What you will do
Make a tally of the lines in the records that include the string "incendies", and give only that number.
◇ ◇ ◇ ◇
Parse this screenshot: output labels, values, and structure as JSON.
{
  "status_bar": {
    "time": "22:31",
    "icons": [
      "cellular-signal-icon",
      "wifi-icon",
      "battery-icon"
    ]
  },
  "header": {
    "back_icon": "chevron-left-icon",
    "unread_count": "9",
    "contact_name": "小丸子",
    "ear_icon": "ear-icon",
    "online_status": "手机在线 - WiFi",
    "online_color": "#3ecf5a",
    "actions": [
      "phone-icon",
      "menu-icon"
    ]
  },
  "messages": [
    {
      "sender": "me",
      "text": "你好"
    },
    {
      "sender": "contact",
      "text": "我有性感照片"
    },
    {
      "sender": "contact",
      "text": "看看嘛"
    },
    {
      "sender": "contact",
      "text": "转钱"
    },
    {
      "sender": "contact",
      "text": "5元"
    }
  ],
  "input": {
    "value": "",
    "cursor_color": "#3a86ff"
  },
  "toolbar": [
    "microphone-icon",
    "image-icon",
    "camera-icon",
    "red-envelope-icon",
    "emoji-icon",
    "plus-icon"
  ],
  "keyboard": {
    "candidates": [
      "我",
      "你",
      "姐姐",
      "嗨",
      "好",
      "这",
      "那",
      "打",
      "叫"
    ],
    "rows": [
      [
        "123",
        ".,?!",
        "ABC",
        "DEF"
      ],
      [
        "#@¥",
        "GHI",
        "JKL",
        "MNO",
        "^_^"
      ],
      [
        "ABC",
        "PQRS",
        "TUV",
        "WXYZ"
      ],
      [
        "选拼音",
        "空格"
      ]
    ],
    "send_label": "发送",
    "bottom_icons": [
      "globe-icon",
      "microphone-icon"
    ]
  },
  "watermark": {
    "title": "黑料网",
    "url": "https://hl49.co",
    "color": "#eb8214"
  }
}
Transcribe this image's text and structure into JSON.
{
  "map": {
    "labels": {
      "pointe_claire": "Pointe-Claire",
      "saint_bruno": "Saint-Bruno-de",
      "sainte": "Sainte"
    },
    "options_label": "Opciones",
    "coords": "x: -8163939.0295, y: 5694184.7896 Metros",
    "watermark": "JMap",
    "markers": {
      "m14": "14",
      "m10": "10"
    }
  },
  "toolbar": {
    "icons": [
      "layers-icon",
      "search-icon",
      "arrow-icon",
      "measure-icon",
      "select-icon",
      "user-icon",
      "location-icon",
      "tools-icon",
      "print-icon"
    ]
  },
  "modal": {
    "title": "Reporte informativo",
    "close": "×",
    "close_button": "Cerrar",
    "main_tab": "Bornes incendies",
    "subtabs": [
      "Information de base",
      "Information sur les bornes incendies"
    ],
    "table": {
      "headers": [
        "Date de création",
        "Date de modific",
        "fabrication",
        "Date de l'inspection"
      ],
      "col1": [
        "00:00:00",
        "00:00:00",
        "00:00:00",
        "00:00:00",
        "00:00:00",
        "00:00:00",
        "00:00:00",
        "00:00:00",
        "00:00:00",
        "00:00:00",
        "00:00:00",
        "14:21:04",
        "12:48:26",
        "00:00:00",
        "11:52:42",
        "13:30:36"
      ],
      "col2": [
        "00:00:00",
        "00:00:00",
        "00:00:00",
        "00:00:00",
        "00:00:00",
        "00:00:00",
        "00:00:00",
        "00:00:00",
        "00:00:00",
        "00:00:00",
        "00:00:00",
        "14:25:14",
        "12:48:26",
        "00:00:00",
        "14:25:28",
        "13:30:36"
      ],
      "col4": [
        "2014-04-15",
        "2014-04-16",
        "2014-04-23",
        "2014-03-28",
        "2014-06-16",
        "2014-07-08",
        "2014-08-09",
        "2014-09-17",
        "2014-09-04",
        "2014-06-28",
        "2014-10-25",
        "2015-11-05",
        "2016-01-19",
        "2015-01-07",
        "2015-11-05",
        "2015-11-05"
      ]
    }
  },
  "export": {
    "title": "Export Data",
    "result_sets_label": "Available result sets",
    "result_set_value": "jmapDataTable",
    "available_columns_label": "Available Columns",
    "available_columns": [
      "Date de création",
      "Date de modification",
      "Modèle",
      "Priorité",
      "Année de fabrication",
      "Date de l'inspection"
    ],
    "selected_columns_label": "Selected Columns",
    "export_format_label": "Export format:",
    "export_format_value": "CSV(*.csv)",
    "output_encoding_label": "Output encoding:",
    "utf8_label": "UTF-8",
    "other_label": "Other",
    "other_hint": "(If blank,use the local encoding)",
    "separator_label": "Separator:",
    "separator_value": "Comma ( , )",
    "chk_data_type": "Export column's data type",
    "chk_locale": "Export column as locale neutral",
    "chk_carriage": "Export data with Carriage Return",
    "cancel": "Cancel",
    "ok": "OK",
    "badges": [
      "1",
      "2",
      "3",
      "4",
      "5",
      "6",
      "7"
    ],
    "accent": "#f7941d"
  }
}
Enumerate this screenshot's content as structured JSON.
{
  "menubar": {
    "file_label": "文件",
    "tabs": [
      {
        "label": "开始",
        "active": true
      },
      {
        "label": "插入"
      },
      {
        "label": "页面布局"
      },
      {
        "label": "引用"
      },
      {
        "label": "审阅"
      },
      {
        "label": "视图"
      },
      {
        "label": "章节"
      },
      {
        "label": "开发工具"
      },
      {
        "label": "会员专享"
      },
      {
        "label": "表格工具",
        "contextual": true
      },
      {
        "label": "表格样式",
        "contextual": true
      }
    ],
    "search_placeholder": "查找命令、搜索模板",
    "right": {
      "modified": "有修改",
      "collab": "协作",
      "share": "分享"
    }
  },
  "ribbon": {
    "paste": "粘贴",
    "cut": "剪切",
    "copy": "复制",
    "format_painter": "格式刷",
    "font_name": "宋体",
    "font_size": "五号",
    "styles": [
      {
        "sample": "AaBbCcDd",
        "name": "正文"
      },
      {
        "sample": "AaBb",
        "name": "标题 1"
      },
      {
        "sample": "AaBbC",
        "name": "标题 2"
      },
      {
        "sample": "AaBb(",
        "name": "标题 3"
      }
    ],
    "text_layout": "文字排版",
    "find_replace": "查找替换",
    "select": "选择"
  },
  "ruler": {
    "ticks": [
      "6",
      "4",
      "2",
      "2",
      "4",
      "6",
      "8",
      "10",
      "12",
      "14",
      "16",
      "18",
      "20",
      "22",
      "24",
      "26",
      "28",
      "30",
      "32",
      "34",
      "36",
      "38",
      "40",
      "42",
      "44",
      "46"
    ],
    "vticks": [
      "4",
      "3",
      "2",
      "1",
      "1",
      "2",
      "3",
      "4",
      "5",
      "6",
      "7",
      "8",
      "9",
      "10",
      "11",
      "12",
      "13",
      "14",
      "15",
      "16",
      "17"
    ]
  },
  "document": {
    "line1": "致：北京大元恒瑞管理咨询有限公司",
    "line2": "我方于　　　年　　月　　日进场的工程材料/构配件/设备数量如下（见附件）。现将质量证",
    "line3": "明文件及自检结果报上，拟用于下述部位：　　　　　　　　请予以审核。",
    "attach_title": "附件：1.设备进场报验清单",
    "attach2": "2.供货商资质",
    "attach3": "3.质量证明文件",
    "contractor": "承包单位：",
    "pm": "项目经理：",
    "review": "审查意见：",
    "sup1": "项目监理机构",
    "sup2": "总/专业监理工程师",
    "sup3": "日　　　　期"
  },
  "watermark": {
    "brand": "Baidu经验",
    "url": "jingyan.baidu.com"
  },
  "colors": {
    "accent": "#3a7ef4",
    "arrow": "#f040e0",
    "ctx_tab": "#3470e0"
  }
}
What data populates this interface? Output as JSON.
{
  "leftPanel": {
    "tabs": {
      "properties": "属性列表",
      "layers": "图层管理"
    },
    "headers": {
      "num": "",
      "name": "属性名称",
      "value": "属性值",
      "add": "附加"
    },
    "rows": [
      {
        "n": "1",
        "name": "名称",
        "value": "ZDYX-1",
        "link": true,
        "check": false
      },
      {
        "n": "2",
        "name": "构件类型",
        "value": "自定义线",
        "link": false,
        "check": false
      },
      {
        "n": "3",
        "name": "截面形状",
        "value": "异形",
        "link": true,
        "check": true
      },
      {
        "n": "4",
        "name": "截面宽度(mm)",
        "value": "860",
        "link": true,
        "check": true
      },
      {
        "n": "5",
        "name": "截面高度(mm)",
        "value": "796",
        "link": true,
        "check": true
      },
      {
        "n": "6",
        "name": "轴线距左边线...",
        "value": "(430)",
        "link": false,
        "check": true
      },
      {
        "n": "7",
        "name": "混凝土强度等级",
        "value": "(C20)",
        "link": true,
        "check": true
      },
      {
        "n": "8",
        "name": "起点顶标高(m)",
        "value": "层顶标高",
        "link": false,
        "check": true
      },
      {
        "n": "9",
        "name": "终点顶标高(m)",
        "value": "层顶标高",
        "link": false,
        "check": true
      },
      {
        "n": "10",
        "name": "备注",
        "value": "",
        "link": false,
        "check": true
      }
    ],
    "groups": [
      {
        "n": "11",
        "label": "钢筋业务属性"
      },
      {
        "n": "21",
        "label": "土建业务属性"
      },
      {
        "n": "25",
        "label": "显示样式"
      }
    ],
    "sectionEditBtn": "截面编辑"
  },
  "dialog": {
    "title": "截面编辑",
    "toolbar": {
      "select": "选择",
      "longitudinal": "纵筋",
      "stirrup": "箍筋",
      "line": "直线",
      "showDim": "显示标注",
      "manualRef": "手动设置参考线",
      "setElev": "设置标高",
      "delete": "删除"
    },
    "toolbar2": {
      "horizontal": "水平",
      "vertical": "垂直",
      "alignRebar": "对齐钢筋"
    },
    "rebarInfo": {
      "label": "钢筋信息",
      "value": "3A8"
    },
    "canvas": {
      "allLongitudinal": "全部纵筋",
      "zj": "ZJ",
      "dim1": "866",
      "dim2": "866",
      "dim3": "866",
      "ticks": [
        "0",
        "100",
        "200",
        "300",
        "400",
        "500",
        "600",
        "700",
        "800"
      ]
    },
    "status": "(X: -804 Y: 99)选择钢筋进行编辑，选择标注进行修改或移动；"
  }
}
◇ ◇ ◇ ◇
Exercise output
2